ОТРЫВОК ДОКУМЕНТА:
___

На сие старец отвечал мне так:
– Писано, что всякий, кто делает соблазн мирянам, не узрит света. А ты никому не известен в этой стороне, жития твоего не знают, будут же говорить, что монахи с утра едят, и т. д. Древние отцы делали так по причине многих совершенных ими чудотворений и по причине оказываемой им чести, и делали это, чтобы подвергнуть себя бесчестию, скрыть славу жития своего и удалить от себя повод к гордыне. А тебя что заставляет поступать подобным сему образом? Не знаешь разве, что всякому житию свой чин и свое время? Ты не имеешь такого отличного жития и такого имени, а живешь, как и прочие братия. Ты себе не принесешь пользы, а другому повредишь» (Слово 11).
На своем скользком и опасном пути подвижники юродства редко достигали обеих предположенных целей. Достигавшие людского бесчестия большей частью и заслуживали его по своим умственным и нравственным качествам, ибо, прикидываясь юродивыми, разыгрывали, так сказать, свою собственную роль; истинные же подвижники, под личиной юродства стремившиеся к осуществлению христианских идеалов, не укрывались от людского внимания и благоговения: их странным речам и поступкам люди охотно придавали таинственный и пророческий смысл. Общественное мнение того века было скорее в пользу, чем против юродства. Подвиг юродства скоро приобрел право гражданства в христианском мире, сделался впоследствии особенно любим славянами и удержался даже до настоящего времени.

___

ДАННЫЕ:

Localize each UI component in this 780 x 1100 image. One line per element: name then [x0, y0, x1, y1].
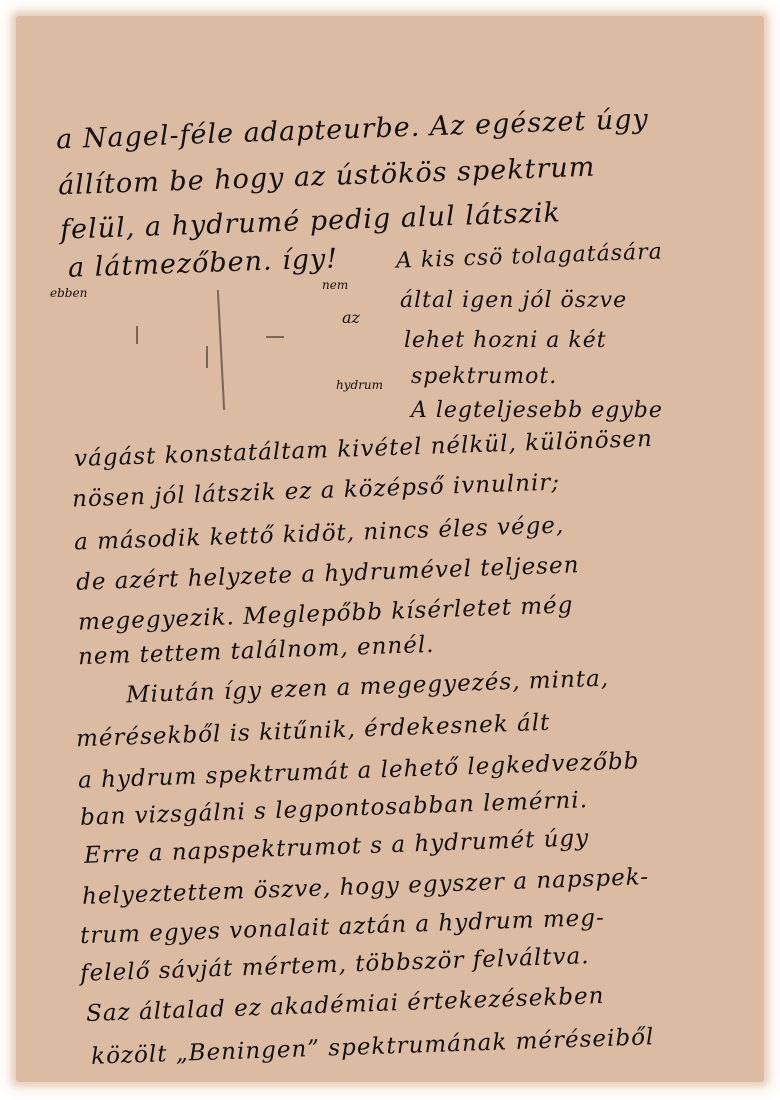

___

ЗАДАНИЯ:
1. Переведите на английский предложение из отрывка о юродстве: «Общественное мнение того века было скорее в пользу, чем против юродства».
2. Кратко ответьте по отрывку о юродстве:
(a) Что, по словам старца, писано о всяком, кто делает соблазн мирянам?
(b) Какой смысл люди охотно придавали странным речам и поступкам истинных подвижников?
(c) Кем впоследствии особенно был любим подвиг юродства?

ОТВЕТЫ ПО ПОРЯДКУ:
1. Public opinion of that age was more in favor of holy foolishness than against it.

2.
(a) Что он не узрит света.
(b) Таинственный и пророческий.
(c) Славянами.